Objetivo 1
No texto sobre o Sábio, o que acontece com o povo quando o Sábio tem um lugar na frente?
Objetivo 2
Transcreva, do texto sobre o Sábio, o trecho que começa nas palavras "XXIX.      Os rios" e termina depois das palavras "ocasião de lutar.".

Texto para leitura
↓

XXIX.      Os rios e mares fazem cem abismos ao fluirem; assim também os reis; as águas só sabem descer; assim também as cem raças de reis. O homem perfeito, que quer o progresso do povo, fala baixo com ele. Ele fala diante do povo, e cada um caminha atrás dele (seguindo seus ensinamentos). Assim, quando o Sábio tem um posto elevado, o povo está feliz; quando ele tem um lugar na frente, o povo não sofre. Assim, todos os homens ficam satisfeitos e sérios. Como o Sábio não luta, ninguém encontra ocasião de lutar.
Quem alimenta o solo? A água. Quem arrasta consigo o solo e o transforma em limo fecundandor? A água. A água é assim o mestre e também o benfeitor do mundo. Mas porque ela preenche este papel? Porque ela ocupa sempre o plano mais baixo dos vales, e não pode fazer outra coisa do que descer. Se ela não descesse sempre para ocupar os pontos mais baixos, as terras não a seguiriam. O mesmo acontece com os reis e com todos os chefes, que são chamados a conduzir, reger e fazer prosperar as nações. O Sábio, que é o melhor dos condutores, abaixa-se para o povo para falar-lhe, e o povo só o segue na medida em que não sofre com sua superioridade. Ora, o povo não sofrerá com esta superioridade, se o Sábio, contentando-se com apresentá-la, não a impor. Não sofrendo, o povo não precisará lutar. Em resumo, o Mestre ensina que o povo não segue um homem com ardor e frutiferamente a menos que o reconheça digno de sua escolha, e que o escolha, também.

↑

Dados disponíveis
↓

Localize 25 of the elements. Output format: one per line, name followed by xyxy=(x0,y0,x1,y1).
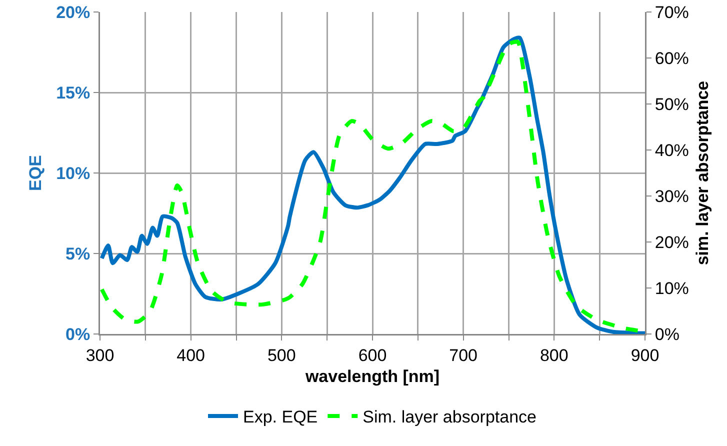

↑

Resultado da tarefa 1
O povo não sofre.

Resultado da tarefa 2
XXIX.      Os rios e mares fazem cem abismos ao fluirem; assim também os reis; as águas só sabem descer; assim também as cem raças de reis. O homem perfeito, que quer o progresso do povo, fala baixo com ele. Ele fala diante do povo, e cada um caminha atrás dele (seguindo seus ensinamentos). Assim, quando o Sábio tem um posto elevado, o povo está feliz; quando ele tem um lugar na frente, o povo não sofre. Assim, todos os homens ficam satisfeitos e sérios. Como o Sábio não luta, ninguém encontra ocasião de lutar.